** BEGIN Records for the task **

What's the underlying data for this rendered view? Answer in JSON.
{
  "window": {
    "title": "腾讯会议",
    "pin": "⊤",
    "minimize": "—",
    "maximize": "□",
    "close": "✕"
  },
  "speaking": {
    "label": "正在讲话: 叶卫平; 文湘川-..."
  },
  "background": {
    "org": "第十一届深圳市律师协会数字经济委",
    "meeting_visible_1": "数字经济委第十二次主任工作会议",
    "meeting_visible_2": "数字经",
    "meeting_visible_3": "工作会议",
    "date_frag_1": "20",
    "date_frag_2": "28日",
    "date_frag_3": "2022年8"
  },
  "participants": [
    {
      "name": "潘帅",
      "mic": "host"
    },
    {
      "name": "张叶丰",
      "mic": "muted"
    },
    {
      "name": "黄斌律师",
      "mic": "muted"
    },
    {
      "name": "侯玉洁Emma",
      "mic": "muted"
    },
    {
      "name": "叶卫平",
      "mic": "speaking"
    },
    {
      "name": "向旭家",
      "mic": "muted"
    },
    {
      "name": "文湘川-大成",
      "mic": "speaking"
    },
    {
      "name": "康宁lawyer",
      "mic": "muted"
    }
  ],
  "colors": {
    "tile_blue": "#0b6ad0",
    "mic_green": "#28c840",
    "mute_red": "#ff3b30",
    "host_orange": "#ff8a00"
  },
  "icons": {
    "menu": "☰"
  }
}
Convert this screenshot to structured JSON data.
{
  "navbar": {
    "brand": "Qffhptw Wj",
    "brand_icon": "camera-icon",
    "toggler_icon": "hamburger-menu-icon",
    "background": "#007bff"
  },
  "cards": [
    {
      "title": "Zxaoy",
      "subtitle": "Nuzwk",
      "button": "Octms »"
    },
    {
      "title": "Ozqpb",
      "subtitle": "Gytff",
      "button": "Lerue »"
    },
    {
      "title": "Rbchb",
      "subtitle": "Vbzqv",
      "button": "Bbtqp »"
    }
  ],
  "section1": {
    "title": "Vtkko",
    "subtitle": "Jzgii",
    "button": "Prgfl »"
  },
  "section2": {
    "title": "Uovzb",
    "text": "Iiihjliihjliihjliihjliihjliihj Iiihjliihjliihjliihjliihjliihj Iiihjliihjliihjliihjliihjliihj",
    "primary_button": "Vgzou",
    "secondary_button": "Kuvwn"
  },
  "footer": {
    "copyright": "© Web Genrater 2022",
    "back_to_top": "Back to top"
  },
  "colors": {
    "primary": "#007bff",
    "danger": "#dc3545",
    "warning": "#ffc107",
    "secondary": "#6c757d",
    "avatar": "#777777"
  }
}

** END Records for the task **

▶ [What you have to do] Copy out the full material exactly as it appears.

▶ [Answer to this problem]
What's the underlying data for this rendered view? Answer in JSON.
{
  "window": {
    "title": "腾讯会议",
    "pin": "⊤",
    "minimize": "—",
    "maximize": "□",
    "close": "✕"
  },
  "speaking": {
    "label": "正在讲话: 叶卫平; 文湘川-..."
  },
  "background": {
    "org": "第十一届深圳市律师协会数字经济委",
    "meeting_visible_1": "数字经济委第十二次主任工作会议",
    "meeting_visible_2": "数字经",
    "meeting_visible_3": "工作会议",
    "date_frag_1": "20",
    "date_frag_2": "28日",
    "date_frag_3": "2022年8"
  },
  "participants": [
    {
      "name": "潘帅",
      "mic": "host"
    },
    {
      "name": "张叶丰",
      "mic": "muted"
    },
    {
      "name": "黄斌律师",
      "mic": "muted"
    },
    {
      "name": "侯玉洁Emma",
      "mic": "muted"
    },
    {
      "name": "叶卫平",
      "mic": "speaking"
    },
    {
      "name": "向旭家",
      "mic": "muted"
    },
    {
      "name": "文湘川-大成",
      "mic": "speaking"
    },
    {
      "name": "康宁lawyer",
      "mic": "muted"
    }
  ],
  "colors": {
    "tile_blue": "#0b6ad0",
    "mic_green": "#28c840",
    "mute_red": "#ff3b30",
    "host_orange": "#ff8a00"
  },
  "icons": {
    "menu": "☰"
  }
}
Convert this screenshot to structured JSON data.
{
  "navbar": {
    "brand": "Qffhptw Wj",
    "brand_icon": "camera-icon",
    "toggler_icon": "hamburger-menu-icon",
    "background": "#007bff"
  },
  "cards": [
    {
      "title": "Zxaoy",
      "subtitle": "Nuzwk",
      "button": "Octms »"
    },
    {
      "title": "Ozqpb",
      "subtitle": "Gytff",
      "button": "Lerue »"
    },
    {
      "title": "Rbchb",
      "subtitle": "Vbzqv",
      "button": "Bbtqp »"
    }
  ],
  "section1": {
    "title": "Vtkko",
    "subtitle": "Jzgii",
    "button": "Prgfl »"
  },
  "section2": {
    "title": "Uovzb",
    "text": "Iiihjliihjliihjliihjliihjliihj Iiihjliihjliihjliihjliihjliihj Iiihjliihjliihjliihjliihjliihj",
    "primary_button": "Vgzou",
    "secondary_button": "Kuvwn"
  },
  "footer": {
    "copyright": "© Web Genrater 2022",
    "back_to_top": "Back to top"
  },
  "colors": {
    "primary": "#007bff",
    "danger": "#dc3545",
    "warning": "#ffc107",
    "secondary": "#6c757d",
    "avatar": "#777777"
  }
}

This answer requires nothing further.